(Stored records)
━━━━━━━━━━━━━━━━

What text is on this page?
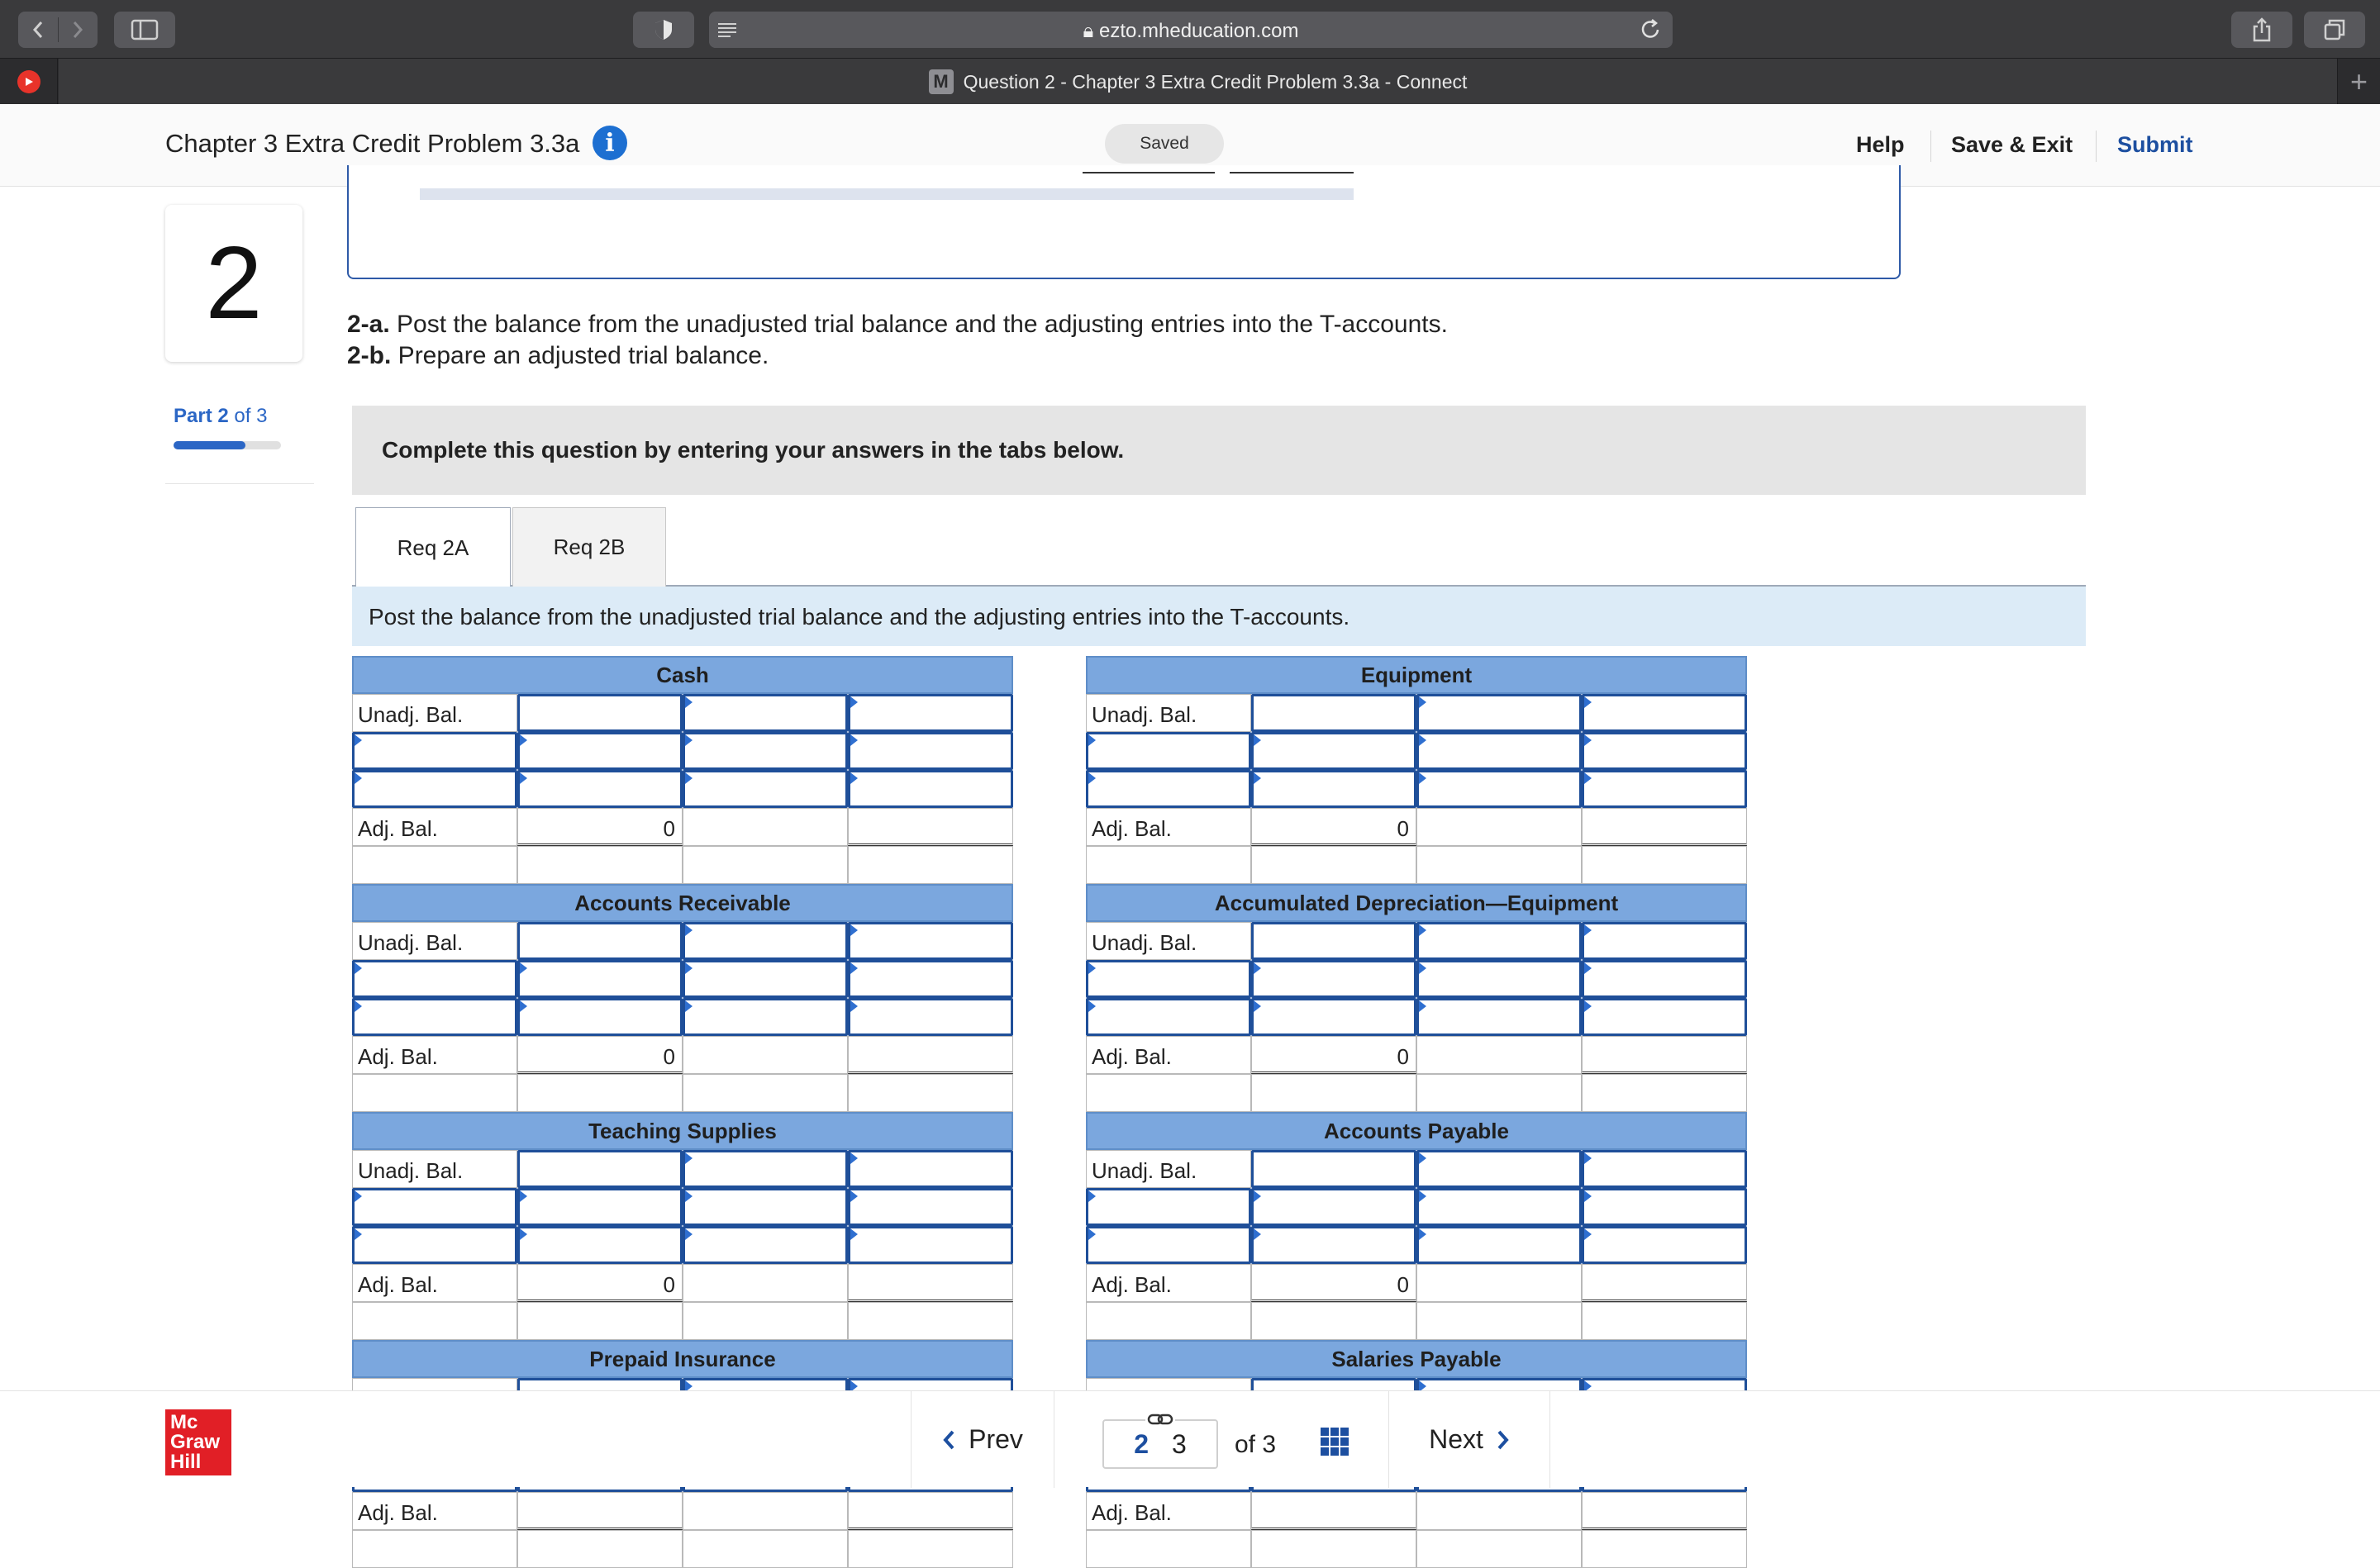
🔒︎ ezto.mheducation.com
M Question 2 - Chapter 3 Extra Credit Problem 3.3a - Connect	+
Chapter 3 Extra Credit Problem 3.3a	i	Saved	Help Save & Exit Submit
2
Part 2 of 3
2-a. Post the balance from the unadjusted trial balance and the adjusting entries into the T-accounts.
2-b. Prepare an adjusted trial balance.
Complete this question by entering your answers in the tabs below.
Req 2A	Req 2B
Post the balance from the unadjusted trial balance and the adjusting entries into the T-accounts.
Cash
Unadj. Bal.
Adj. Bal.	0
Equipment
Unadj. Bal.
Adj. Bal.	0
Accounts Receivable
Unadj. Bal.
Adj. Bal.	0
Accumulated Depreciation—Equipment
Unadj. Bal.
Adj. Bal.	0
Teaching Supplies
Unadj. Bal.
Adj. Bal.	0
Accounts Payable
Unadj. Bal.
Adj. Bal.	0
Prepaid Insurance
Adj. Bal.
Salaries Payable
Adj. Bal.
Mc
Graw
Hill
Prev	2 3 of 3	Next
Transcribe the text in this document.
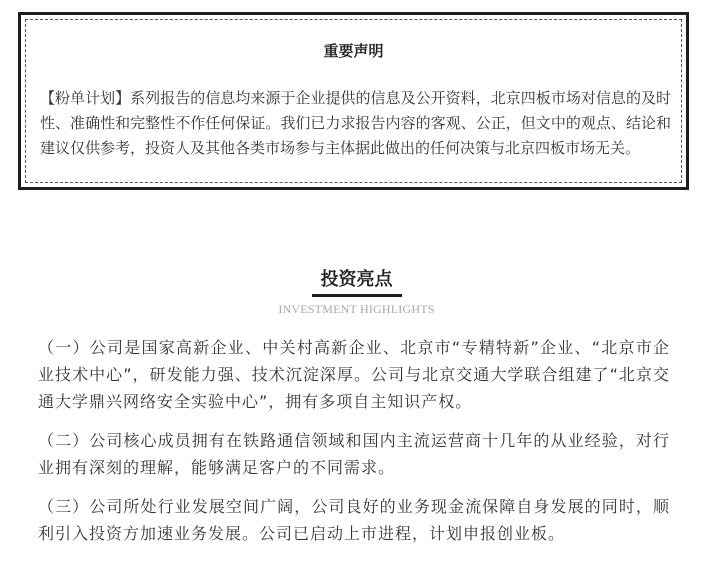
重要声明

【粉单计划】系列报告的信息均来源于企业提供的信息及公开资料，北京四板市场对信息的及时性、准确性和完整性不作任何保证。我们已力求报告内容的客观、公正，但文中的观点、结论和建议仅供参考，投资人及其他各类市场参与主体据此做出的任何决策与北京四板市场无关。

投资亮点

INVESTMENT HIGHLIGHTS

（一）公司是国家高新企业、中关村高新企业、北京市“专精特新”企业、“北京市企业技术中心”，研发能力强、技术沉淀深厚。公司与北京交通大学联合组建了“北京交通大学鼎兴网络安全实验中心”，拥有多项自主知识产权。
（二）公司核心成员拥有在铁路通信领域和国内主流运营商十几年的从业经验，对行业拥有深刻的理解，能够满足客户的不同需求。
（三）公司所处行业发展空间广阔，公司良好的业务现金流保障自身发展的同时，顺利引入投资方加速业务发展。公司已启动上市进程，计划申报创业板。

━━━━━━━━━━━━━━━━

** Task **
Retype the listing exactly. Pictures do not belong in the copy.

** The reply **
What text is on this page?
🔒︎ ezto.mheducation.com
M Question 2 - Chapter 3 Extra Credit Problem 3.3a - Connect	+
Chapter 3 Extra Credit Problem 3.3a	i	Saved	Help Save & Exit Submit
2
Part 2 of 3
2-a. Post the balance from the unadjusted trial balance and the adjusting entries into the T-accounts.
2-b. Prepare an adjusted trial balance.
Complete this question by entering your answers in the tabs below.
Req 2A	Req 2B
Post the balance from the unadjusted trial balance and the adjusting entries into the T-accounts.
Cash
Unadj. Bal.
Adj. Bal.	0
Equipment
Unadj. Bal.
Adj. Bal.	0
Accounts Receivable
Unadj. Bal.
Adj. Bal.	0
Accumulated Depreciation—Equipment
Unadj. Bal.
Adj. Bal.	0
Teaching Supplies
Unadj. Bal.
Adj. Bal.	0
Accounts Payable
Unadj. Bal.
Adj. Bal.	0
Prepaid Insurance
Adj. Bal.
Salaries Payable
Adj. Bal.
Mc
Graw
Hill
Prev	2 3 of 3	Next
Transcribe the text in this document.
重要声明

【粉单计划】系列报告的信息均来源于企业提供的信息及公开资料，北京四板市场对信息的及时性、准确性和完整性不作任何保证。我们已力求报告内容的客观、公正，但文中的观点、结论和建议仅供参考，投资人及其他各类市场参与主体据此做出的任何决策与北京四板市场无关。

投资亮点

INVESTMENT HIGHLIGHTS

（一）公司是国家高新企业、中关村高新企业、北京市“专精特新”企业、“北京市企业技术中心”，研发能力强、技术沉淀深厚。公司与北京交通大学联合组建了“北京交通大学鼎兴网络安全实验中心”，拥有多项自主知识产权。
（二）公司核心成员拥有在铁路通信领域和国内主流运营商十几年的从业经验，对行业拥有深刻的理解，能够满足客户的不同需求。
（三）公司所处行业发展空间广阔，公司良好的业务现金流保障自身发展的同时，顺利引入投资方加速业务发展。公司已启动上市进程，计划申报创业板。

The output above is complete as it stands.